What to produce: The data that follows is to be copied exactly, with each image removed.
Source material: Begin
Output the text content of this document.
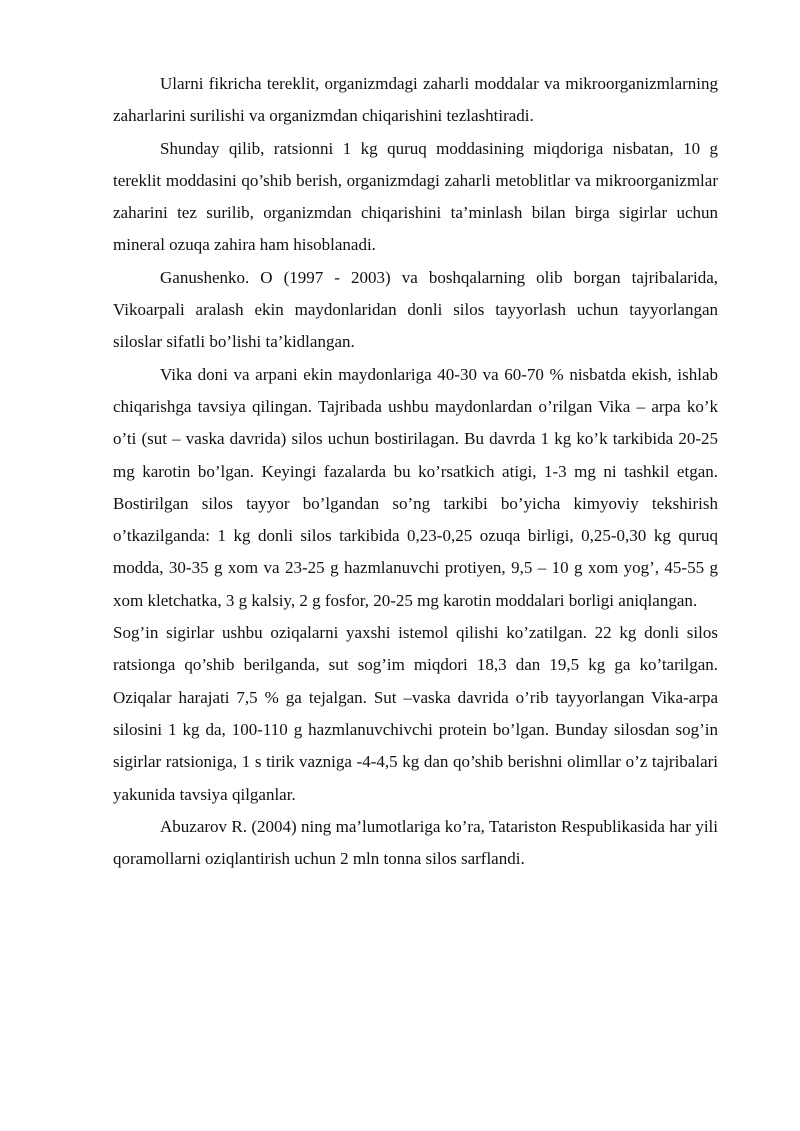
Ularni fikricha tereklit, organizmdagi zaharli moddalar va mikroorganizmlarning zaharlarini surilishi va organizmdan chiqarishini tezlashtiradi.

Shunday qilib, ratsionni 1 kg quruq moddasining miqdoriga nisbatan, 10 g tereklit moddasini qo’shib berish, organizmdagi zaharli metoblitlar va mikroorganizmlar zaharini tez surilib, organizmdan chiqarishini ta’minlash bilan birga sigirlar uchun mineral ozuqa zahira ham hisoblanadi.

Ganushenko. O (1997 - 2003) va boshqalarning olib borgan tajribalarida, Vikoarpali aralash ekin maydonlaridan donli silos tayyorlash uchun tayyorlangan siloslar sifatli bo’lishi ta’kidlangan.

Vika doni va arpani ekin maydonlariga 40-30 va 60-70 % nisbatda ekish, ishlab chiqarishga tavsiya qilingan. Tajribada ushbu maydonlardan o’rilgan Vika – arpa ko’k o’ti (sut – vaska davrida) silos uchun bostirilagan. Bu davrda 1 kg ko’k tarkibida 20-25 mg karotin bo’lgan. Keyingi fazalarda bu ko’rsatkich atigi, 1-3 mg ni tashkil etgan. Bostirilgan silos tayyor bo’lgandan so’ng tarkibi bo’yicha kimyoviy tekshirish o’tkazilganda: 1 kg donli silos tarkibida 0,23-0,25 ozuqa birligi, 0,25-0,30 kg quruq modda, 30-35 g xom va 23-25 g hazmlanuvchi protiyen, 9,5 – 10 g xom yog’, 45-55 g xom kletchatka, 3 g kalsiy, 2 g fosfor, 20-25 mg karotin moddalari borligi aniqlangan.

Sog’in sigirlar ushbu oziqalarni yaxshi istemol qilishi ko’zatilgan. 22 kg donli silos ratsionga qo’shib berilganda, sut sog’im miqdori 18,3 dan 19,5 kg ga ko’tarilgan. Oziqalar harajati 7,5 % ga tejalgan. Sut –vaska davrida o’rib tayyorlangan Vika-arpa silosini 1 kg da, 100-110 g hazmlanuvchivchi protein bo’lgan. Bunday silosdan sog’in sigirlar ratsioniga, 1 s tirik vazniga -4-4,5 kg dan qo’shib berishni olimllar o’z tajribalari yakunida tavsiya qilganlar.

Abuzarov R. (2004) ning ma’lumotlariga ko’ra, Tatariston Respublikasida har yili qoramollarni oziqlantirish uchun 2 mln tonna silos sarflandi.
Source material: End
Your response:
Output the text content of this document.
Ularni fikricha tereklit, organizmdagi zaharli moddalar va mikroorganizmlarning zaharlarini surilishi va organizmdan chiqarishini tezlashtiradi.

Shunday qilib, ratsionni 1 kg quruq moddasining miqdoriga nisbatan, 10 g tereklit moddasini qo’shib berish, organizmdagi zaharli metoblitlar va mikroorganizmlar zaharini tez surilib, organizmdan chiqarishini ta’minlash bilan birga sigirlar uchun mineral ozuqa zahira ham hisoblanadi.

Ganushenko. O (1997 - 2003) va boshqalarning olib borgan tajribalarida, Vikoarpali aralash ekin maydonlaridan donli silos tayyorlash uchun tayyorlangan siloslar sifatli bo’lishi ta’kidlangan.

Vika doni va arpani ekin maydonlariga 40-30 va 60-70 % nisbatda ekish, ishlab chiqarishga tavsiya qilingan. Tajribada ushbu maydonlardan o’rilgan Vika – arpa ko’k o’ti (sut – vaska davrida) silos uchun bostirilagan. Bu davrda 1 kg ko’k tarkibida 20-25 mg karotin bo’lgan. Keyingi fazalarda bu ko’rsatkich atigi, 1-3 mg ni tashkil etgan. Bostirilgan silos tayyor bo’lgandan so’ng tarkibi bo’yicha kimyoviy tekshirish o’tkazilganda: 1 kg donli silos tarkibida 0,23-0,25 ozuqa birligi, 0,25-0,30 kg quruq modda, 30-35 g xom va 23-25 g hazmlanuvchi protiyen, 9,5 – 10 g xom yog’, 45-55 g xom kletchatka, 3 g kalsiy, 2 g fosfor, 20-25 mg karotin moddalari borligi aniqlangan.

Sog’in sigirlar ushbu oziqalarni yaxshi istemol qilishi ko’zatilgan. 22 kg donli silos ratsionga qo’shib berilganda, sut sog’im miqdori 18,3 dan 19,5 kg ga ko’tarilgan. Oziqalar harajati 7,5 % ga tejalgan. Sut –vaska davrida o’rib tayyorlangan Vika-arpa silosini 1 kg da, 100-110 g hazmlanuvchivchi protein bo’lgan. Bunday silosdan sog’in sigirlar ratsioniga, 1 s tirik vazniga -4-4,5 kg dan qo’shib berishni olimllar o’z tajribalari yakunida tavsiya qilganlar.

Abuzarov R. (2004) ning ma’lumotlariga ko’ra, Tatariston Respublikasida har yili qoramollarni oziqlantirish uchun 2 mln tonna silos sarflandi.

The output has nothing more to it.